- YOUR TASK: From the entries provided below, copy each line that contains the word "this".

[start of SUPPLIED ENTRIES]

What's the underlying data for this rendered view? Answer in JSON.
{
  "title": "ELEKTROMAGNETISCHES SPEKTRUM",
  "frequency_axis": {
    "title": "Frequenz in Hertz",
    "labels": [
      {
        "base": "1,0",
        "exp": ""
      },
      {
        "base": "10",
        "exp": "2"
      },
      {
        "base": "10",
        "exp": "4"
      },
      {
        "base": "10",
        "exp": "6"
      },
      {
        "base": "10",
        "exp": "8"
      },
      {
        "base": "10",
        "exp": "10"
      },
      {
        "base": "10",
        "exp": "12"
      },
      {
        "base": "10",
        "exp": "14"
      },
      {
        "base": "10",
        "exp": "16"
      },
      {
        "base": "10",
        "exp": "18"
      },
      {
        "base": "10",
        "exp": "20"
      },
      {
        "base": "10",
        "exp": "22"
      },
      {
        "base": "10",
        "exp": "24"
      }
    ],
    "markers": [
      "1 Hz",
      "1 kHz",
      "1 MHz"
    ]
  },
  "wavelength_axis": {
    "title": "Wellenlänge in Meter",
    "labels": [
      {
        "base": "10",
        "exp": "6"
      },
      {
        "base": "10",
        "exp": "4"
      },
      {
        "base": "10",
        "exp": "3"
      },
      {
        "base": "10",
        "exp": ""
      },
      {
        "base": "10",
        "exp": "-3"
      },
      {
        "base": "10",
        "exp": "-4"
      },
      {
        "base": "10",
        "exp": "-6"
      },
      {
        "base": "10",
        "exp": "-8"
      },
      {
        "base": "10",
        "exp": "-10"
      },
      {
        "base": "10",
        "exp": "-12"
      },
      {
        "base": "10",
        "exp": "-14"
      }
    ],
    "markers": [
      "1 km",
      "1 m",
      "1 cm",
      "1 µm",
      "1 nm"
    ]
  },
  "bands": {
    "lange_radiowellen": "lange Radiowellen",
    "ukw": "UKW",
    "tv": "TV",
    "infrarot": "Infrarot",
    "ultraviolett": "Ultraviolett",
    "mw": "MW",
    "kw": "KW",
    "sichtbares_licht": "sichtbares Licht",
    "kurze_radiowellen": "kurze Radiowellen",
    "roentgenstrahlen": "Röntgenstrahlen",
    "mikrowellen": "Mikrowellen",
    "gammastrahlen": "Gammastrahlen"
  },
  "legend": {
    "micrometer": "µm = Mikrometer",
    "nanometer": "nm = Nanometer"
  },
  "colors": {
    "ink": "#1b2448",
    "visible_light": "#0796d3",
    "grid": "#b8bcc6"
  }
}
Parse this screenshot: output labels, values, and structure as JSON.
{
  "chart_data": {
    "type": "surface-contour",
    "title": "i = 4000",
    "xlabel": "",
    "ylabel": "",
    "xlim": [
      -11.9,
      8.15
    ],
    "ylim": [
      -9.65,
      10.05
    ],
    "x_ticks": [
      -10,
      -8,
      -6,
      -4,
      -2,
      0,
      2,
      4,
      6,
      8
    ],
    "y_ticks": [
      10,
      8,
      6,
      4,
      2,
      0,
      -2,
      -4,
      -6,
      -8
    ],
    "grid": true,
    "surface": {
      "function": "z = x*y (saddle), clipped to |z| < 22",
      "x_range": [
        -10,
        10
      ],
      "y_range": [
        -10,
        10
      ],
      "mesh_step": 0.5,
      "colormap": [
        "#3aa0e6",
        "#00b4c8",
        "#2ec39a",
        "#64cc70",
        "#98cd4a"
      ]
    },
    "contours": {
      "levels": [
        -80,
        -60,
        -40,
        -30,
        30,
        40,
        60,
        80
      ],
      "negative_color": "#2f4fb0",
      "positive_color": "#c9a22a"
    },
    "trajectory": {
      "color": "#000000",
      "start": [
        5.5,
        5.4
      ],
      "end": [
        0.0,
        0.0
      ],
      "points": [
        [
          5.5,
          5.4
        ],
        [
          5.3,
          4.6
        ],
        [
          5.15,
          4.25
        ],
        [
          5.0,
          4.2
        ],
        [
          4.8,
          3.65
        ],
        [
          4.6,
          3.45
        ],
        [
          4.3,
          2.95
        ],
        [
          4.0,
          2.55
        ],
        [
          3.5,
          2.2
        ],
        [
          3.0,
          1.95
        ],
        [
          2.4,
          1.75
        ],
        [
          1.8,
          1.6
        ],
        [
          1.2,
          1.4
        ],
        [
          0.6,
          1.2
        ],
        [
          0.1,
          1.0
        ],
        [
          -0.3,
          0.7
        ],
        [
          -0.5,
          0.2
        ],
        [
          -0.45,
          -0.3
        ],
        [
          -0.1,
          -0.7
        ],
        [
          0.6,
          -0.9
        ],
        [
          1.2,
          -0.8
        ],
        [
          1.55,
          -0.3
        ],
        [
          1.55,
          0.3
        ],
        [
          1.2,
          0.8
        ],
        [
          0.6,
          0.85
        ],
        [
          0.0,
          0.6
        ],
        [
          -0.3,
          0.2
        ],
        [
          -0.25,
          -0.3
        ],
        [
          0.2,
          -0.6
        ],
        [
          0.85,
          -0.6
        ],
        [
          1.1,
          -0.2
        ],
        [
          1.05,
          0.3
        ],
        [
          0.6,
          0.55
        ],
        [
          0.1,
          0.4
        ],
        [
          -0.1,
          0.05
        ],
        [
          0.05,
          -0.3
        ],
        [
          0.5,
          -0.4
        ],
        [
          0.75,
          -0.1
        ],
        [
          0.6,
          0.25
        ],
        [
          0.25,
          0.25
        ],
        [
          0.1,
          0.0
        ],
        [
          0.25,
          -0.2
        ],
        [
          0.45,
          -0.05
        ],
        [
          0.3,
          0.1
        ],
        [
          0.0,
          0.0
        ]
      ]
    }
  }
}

[end of SUPPLIED ENTRIES]

- PROBLEM SOLUTION:
What's the underlying data for this rendered view? Answer in JSON.
Parse this screenshot: output labels, values, and structure as JSON.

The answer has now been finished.